◆ WHAT IS NEEDED
Set down, in full, every record in the block.

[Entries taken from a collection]
###
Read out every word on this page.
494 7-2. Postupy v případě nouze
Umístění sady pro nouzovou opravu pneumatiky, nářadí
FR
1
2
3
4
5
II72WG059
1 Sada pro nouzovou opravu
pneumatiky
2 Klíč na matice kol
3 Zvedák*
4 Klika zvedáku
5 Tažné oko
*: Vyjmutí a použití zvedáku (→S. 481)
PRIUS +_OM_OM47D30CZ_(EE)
###
◆ EXERCISE SOLUTION
Read out every word on this page.
494 7-2. Postupy v případě nouze
Umístění sady pro nouzovou opravu pneumatiky, nářadí
FR
1
2
3
4
5
II72WG059
1 Sada pro nouzovou opravu
pneumatiky
2 Klíč na matice kol
3 Zvedák*
4 Klika zvedáku
5 Tažné oko
*: Vyjmutí a použití zvedáku (→S. 481)
PRIUS +_OM_OM47D30CZ_(EE)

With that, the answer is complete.